### [Collected data entries]
──────────

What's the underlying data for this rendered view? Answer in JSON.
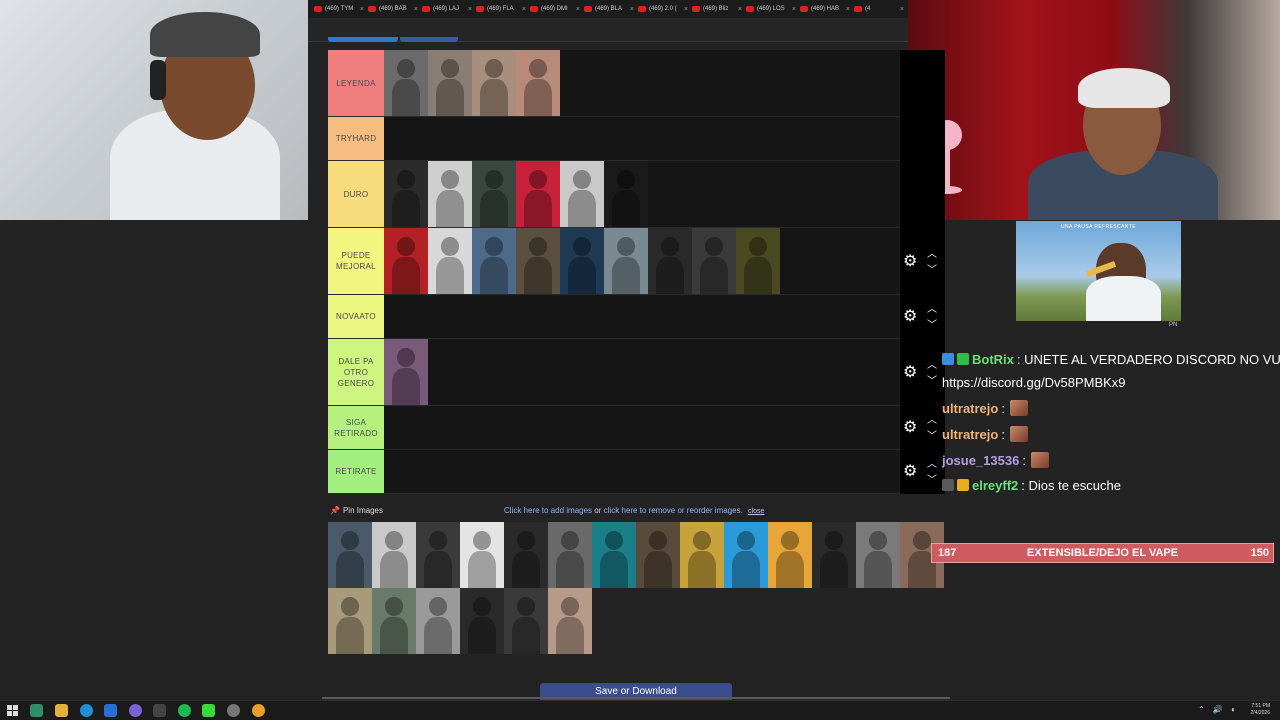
{
  "browser": {
    "tabs": [
      "(469) TYM",
      "(469) BAB",
      "(469) LAJ",
      "(469) FLA",
      "(469) DMI",
      "(469) BLA",
      "(469) 2.0 (",
      "(469) Bliz",
      "(469) LOS",
      "(469) HAB",
      "(4"
    ]
  },
  "tiers": [
    {
      "label": "LEYENDA",
      "color": "#ef7f7f",
      "items": [
        "#6b6b6b",
        "#8a7e74",
        "#a88e7c",
        "#b88a7a"
      ]
    },
    {
      "label": "TRYHARD",
      "color": "#f5bd7f",
      "items": []
    },
    {
      "label": "DURO",
      "color": "#f6dc7d",
      "items": [
        "#2b2b2b",
        "#cfcfcf",
        "#3a4740",
        "#c8213a",
        "#c9c9c9",
        "#1a1a1a"
      ]
    },
    {
      "label": "PUEDE MEJORAL",
      "color": "#f2f57f",
      "items": [
        "#b32126",
        "#d8d8d8",
        "#4e6a8a",
        "#5b5040",
        "#1f3a55",
        "#7a8a92",
        "#2a2a2a",
        "#3a3a3a",
        "#4a4a22"
      ]
    },
    {
      "label": "NOVAATO",
      "color": "#eaf67f",
      "items": []
    },
    {
      "label": "DALE PA OTRO GENERO",
      "color": "#cdf57f",
      "items": [
        "#7a5a7a"
      ]
    },
    {
      "label": "SIGA RETIRADO",
      "color": "#b6f17f",
      "items": []
    },
    {
      "label": "RETIRATE",
      "color": "#a2ee7f",
      "items": []
    }
  ],
  "pin": {
    "label": "Pin Images",
    "add_link": "Click here to add images",
    "or": "or",
    "remove_link": "click here to remove or reorder images.",
    "close": "close"
  },
  "pool": [
    "#4a5a6a",
    "#c9c9c9",
    "#3a3a3a",
    "#e4e4e4",
    "#2a2a2a",
    "#6a6a6a",
    "#1b7f8a",
    "#5a4a3a",
    "#c8a23a",
    "#2a9ad8",
    "#e8a63a",
    "#2a2a2a",
    "#7a7a7a",
    "#8a6a5a",
    "#a89a7a",
    "#6a7a6a",
    "#9a9a9a",
    "#2a2a2a",
    "#3a3a3a",
    "#b89a8a"
  ],
  "save_button": "Save or Download",
  "ad": {
    "title": "UNA PAUSA REFRESCANTE",
    "mark": "PN"
  },
  "chat": [
    {
      "user": "BotRix",
      "color": "#6ae07a",
      "text": ": UNETE AL VERDADERO DISCORD NO VU",
      "badges": [
        "#3a8ee0",
        "#2fbf4a"
      ]
    },
    {
      "user": "",
      "color": "#ffffff",
      "text": "https://discord.gg/Dv58PMBKx9",
      "badges": []
    },
    {
      "user": "ultratrejo",
      "color": "#f0b27a",
      "text": ":",
      "badges": [],
      "emote": true
    },
    {
      "user": "ultratrejo",
      "color": "#f0b27a",
      "text": ":",
      "badges": [],
      "emote": true
    },
    {
      "user": "josue_13536",
      "color": "#b59ee6",
      "text": ":",
      "badges": [],
      "emote": true
    },
    {
      "user": "elreyff2",
      "color": "#6ae07a",
      "text": ": Dios te escuche",
      "badges": [
        "#5a5a5a",
        "#e8b020"
      ]
    }
  ],
  "goal": {
    "current": "187",
    "title": "EXTENSIBLE/DEJO EL VAPE",
    "target": "150"
  },
  "clock": {
    "time": "7:51 PM",
    "date": "2/4/2026"
  }
}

──────────

### [Written instruction]
Write only the number of lines that include "here".

### [Solution for this problem]
2